*Task goal*
Which lines run from the line with "Read the values" to the end of the entries? Write out exactly those, leaving out the pictures.
****************************************
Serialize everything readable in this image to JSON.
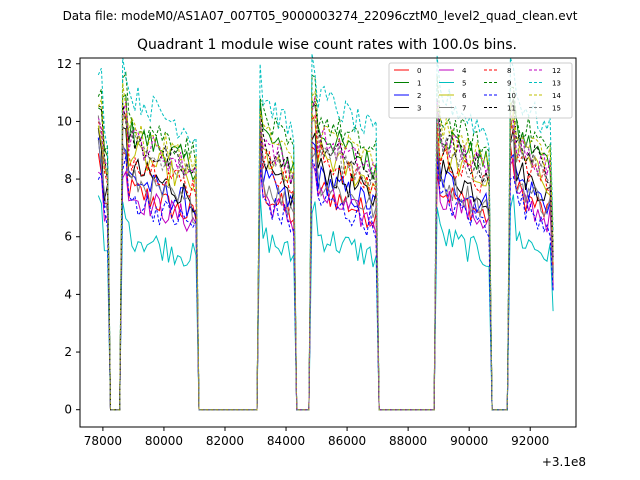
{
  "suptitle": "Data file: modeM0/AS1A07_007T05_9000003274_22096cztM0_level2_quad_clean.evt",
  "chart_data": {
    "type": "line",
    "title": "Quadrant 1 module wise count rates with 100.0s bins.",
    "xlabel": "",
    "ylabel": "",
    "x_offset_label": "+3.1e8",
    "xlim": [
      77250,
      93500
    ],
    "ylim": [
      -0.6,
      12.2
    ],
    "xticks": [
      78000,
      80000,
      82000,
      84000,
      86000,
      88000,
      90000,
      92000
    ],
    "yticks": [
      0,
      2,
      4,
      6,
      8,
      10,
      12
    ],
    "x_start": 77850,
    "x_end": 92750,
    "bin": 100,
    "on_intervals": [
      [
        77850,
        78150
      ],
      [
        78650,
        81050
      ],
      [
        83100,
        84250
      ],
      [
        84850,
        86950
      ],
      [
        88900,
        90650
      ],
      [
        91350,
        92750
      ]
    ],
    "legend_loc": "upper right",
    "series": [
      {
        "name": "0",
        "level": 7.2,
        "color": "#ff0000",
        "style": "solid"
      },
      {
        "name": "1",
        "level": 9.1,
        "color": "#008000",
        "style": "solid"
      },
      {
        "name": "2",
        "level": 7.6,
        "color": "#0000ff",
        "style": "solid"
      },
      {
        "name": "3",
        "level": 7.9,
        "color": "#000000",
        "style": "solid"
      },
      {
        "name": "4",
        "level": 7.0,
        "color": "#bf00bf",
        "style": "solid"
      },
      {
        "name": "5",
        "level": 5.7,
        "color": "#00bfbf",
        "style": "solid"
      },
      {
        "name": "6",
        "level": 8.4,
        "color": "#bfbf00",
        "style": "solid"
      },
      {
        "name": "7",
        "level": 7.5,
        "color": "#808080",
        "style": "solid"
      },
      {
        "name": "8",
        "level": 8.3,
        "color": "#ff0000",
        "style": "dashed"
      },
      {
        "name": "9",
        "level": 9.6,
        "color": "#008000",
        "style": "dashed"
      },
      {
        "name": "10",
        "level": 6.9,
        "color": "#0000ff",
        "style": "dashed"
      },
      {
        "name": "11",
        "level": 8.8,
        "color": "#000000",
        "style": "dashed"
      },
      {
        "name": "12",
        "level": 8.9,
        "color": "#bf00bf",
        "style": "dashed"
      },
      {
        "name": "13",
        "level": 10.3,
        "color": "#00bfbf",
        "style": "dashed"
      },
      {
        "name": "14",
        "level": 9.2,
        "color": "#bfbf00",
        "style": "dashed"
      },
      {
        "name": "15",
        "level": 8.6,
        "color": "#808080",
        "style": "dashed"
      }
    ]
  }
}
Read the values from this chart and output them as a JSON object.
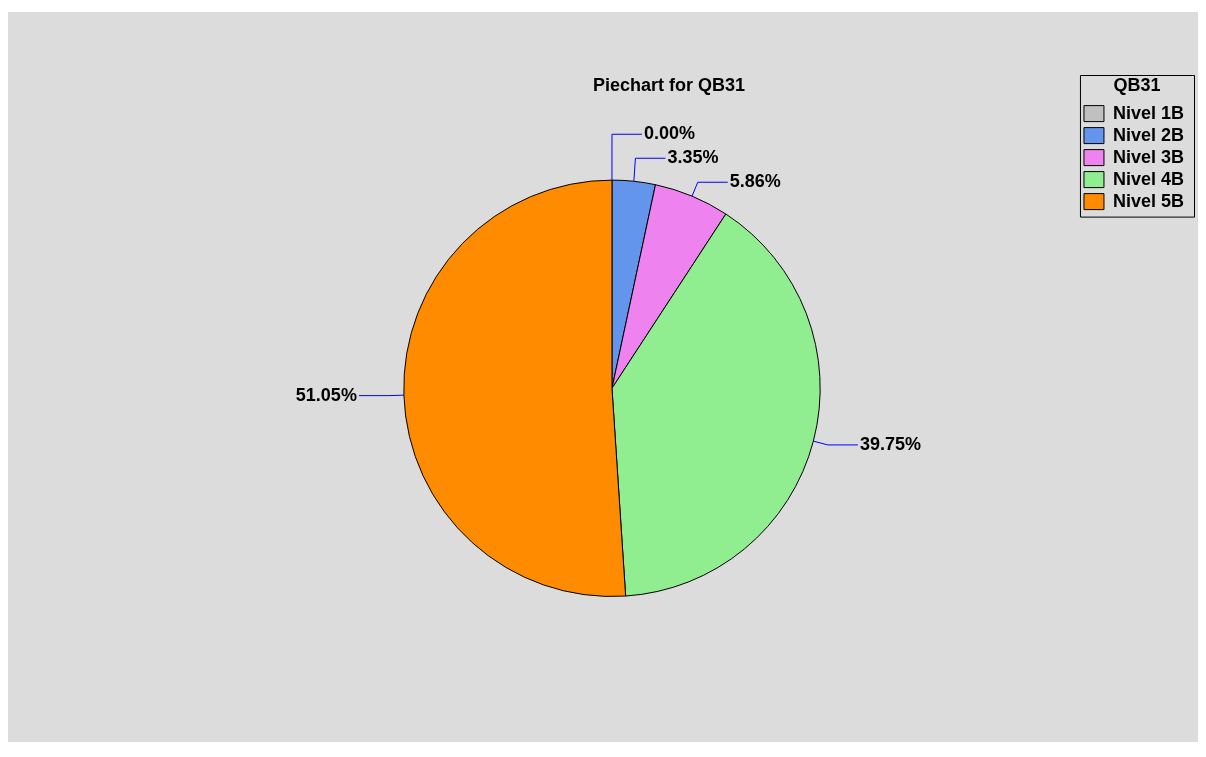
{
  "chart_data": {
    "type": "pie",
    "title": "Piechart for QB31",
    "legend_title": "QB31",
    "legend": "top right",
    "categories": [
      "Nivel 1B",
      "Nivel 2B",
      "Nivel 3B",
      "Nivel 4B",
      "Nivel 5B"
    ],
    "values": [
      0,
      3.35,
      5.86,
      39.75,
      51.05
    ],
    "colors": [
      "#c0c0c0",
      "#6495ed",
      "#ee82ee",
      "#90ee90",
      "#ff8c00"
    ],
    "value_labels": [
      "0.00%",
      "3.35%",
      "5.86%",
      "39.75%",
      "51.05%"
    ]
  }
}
****************************************
*Complete response*
Read the values from this chart and output them as a JSON object.
{
  "chart_data": {
    "type": "pie",
    "title": "Piechart for QB31",
    "legend_title": "QB31",
    "legend": "top right",
    "categories": [
      "Nivel 1B",
      "Nivel 2B",
      "Nivel 3B",
      "Nivel 4B",
      "Nivel 5B"
    ],
    "values": [
      0,
      3.35,
      5.86,
      39.75,
      51.05
    ],
    "colors": [
      "#c0c0c0",
      "#6495ed",
      "#ee82ee",
      "#90ee90",
      "#ff8c00"
    ],
    "value_labels": [
      "0.00%",
      "3.35%",
      "5.86%",
      "39.75%",
      "51.05%"
    ]
  }
}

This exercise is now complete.